• WHAT THE EXERCISE ASKS: Search the material for the string "части" and copy each line where it occurs.

• STORED ROWS:
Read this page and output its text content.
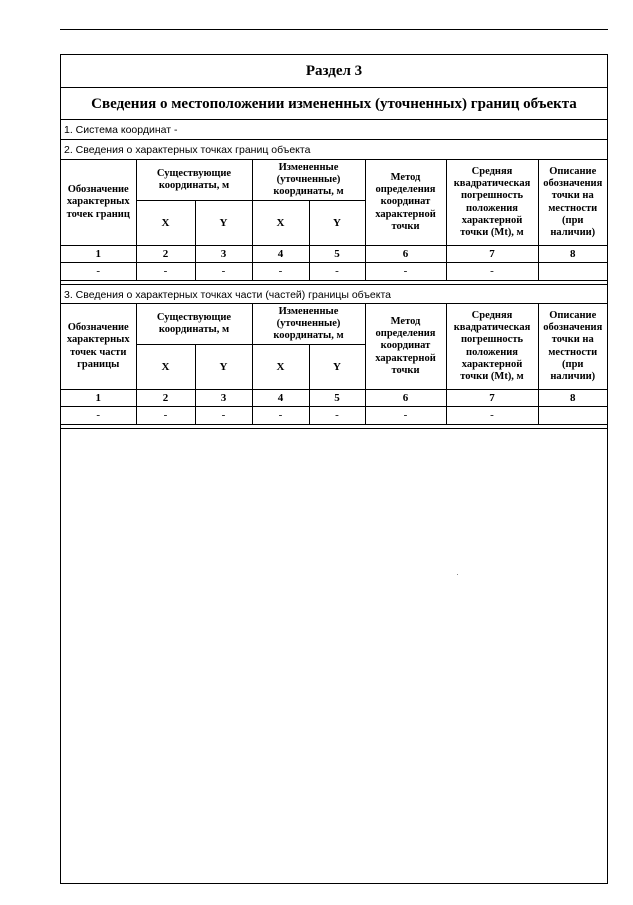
Раздел 3
Сведения о местоположении измененных (уточненных) границ объекта
1. Система координат -
2. Сведения о характерных точках границ объекта
Обозначение характерных точек границ	Существующие координаты, м		Измененные (уточненные) координаты, м		Метод определения координат характерной точки	Средняя квадратическая погрешность положения характерной точки (Mt), м	Описание обозначения точки на местности (при наличии)
	X	Y	X	Y			
1	2	3	4	5	6	7	8
-	-	-	-	-	-	-	
3. Сведения о характерных точках части (частей) границы объекта
Обозначение характерных точек части границы	Существующие координаты, м		Измененные (уточненные) координаты, м		Метод определения координат характерной точки	Средняя квадратическая погрешность положения характерной точки (Mt), м	Описание обозначения точки на местности (при наличии)
	X	Y	X	Y			
1	2	3	4	5	6	7	8
-	-	-	-	-	-	-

• FULL ANSWER:
3. Сведения о характерных точках части (частей) границы объекта
Обозначение характерных точек части границы	Существующие координаты, м		Измененные (уточненные) координаты, м		Метод определения координат характерной точки	Средняя квадратическая погрешность положения характерной точки (Mt), м	Описание обозначения точки на местности (при наличии)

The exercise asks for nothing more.